To do ▸
a) Copy the part of the link rat article that begins at the words "The link rat (Deomys" and ends after the words "notably palm-nut husks.".
b) Continue the link rat article from where it stops.
━━ Excerpt provided
Link rat

From Wikipedia, the free encyclopedia
  (Redirected from Link Rat)
Jump to: navigation, search
Link rat
Conservation status
Scientific classification
Kingdom: Animalia
Phylum: Chordata
Class: Mammalia
Order: Rodentia
Superfamily: Muroidea
Family: Muridae
Subfamily: Deomyinae
Genus: Deomys
Thomas, 1888
Species: D. ferrugineus
Binomial name
Deomys ferrugineus
Thomas, 1888

The link rat (Deomys ferrugineus) is 12-14.5 cm long with a 15-21 cm long tail. It weighs 40-70 g. It has long legs and a pointed, narrow head, surmounted by enormous ears. It has a very long, bicoloured tail. The back and forehead are rich orange and brown and the underside is white. The rump hairs are stiff. The link rat is nocturnal and crepuscular. It prefers seasonally flooded forest floors between Cameroon and the Victoria Nile. This equatorial species ranges north of the Zaire River. It is found in Cameroon, Central African Republic, Republic of the Congo, Democratic Republic of the Congo, Equatorial Guinea, Gabon, Rwanda, and Uganda. It has a widespread but scattered distribution and is seldom common. It feeds mainly on insects, crustaceans, slugs and some fallen fruits, notably palm-nut husks.
━━━━
━━ Given information
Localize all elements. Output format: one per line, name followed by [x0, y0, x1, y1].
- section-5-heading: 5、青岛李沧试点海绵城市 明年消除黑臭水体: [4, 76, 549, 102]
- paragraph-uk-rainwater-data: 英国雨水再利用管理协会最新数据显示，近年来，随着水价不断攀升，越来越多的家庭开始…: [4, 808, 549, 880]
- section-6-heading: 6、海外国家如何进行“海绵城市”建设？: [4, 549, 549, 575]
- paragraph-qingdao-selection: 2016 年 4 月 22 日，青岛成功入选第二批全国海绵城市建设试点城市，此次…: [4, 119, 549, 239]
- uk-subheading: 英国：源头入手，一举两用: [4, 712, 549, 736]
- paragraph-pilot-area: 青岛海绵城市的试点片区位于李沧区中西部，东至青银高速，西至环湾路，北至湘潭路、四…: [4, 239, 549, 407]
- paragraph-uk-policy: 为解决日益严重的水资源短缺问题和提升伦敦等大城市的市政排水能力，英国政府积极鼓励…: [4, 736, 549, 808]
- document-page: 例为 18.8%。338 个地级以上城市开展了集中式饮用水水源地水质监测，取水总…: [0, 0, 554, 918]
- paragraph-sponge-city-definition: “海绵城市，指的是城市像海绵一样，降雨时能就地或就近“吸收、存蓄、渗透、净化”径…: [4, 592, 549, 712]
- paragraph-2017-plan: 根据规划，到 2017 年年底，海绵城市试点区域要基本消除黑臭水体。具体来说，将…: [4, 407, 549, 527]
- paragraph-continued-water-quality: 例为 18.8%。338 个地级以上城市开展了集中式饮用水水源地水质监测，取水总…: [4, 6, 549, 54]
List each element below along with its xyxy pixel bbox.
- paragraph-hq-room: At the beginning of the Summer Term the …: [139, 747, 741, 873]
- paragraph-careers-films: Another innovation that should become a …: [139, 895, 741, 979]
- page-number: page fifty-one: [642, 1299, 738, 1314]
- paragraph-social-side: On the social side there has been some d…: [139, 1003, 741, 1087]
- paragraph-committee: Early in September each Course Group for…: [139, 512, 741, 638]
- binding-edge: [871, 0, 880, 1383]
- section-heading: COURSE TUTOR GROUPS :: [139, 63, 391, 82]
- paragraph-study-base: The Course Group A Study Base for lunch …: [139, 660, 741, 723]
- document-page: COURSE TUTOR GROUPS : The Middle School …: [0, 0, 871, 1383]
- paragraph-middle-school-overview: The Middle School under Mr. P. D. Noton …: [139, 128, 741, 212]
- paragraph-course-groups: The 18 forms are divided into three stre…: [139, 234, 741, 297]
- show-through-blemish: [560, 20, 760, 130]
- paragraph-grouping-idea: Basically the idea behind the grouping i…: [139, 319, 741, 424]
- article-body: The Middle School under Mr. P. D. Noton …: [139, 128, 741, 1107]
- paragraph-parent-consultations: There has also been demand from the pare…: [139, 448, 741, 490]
━━━━
Answers ▸
a)
The link rat (Deomys ferrugineus) is 12-14.5 cm long with a 15-21 cm long tail. It weighs 40-70 g. It has long legs and a pointed, narrow head, surmounted by enormous ears. It has a very long, bicoloured tail. The back and forehead are rich orange and brown and the underside is white. The rump hairs are stiff. The link rat is nocturnal and crepuscular. It prefers seasonally flooded forest floors between Cameroon and the Victoria Nile. This equatorial species ranges north of the Zaire River. It is found in Cameroon, Central African Republic, Republic of the Congo, Democratic Republic of the Congo, Equatorial Guinea, Gabon, Rwanda, and Uganda. It has a widespread but scattered distribution and is seldom common. It feeds mainly on insects, crustaceans, slugs and some fallen fruits, notably palm-nut husks.

b)
The link rat has traditionally been placed as a member of the subfamily Dendromurinae along with the African climbing mice, but has been demonstrated to be more closely related to the spiny mice on the basis of molecular data. A new subfamily (Deomyinae) has now been created, which contains Acomys, Deomys, Lophuromys and Uranomys. This group is supported by several recent phylogenetic studies.[1]


  • Musser, G. G. and M. D. Carleton. 2005. Superfamily Muroidea. Pp. 894-1531 in Mammal Species of the World a Taxonomic and Geographic Reference. D. E. Wilson and D. M. Reeder eds. Johns Hopkins University Press, Baltimore.
  • Nowak, Ronald M. 1999. Walker's Mammals of the World, 6th edition. Johns Hopkins University Press, 1936 pp. ISBN 0-8018-5789-9
  • Schlitter, D. & Kerbis Peterhans, J. 2004. Deomys ferrugineus. 2006 IUCN Red List of Threatened Species. Downloaded on 19 July 2007.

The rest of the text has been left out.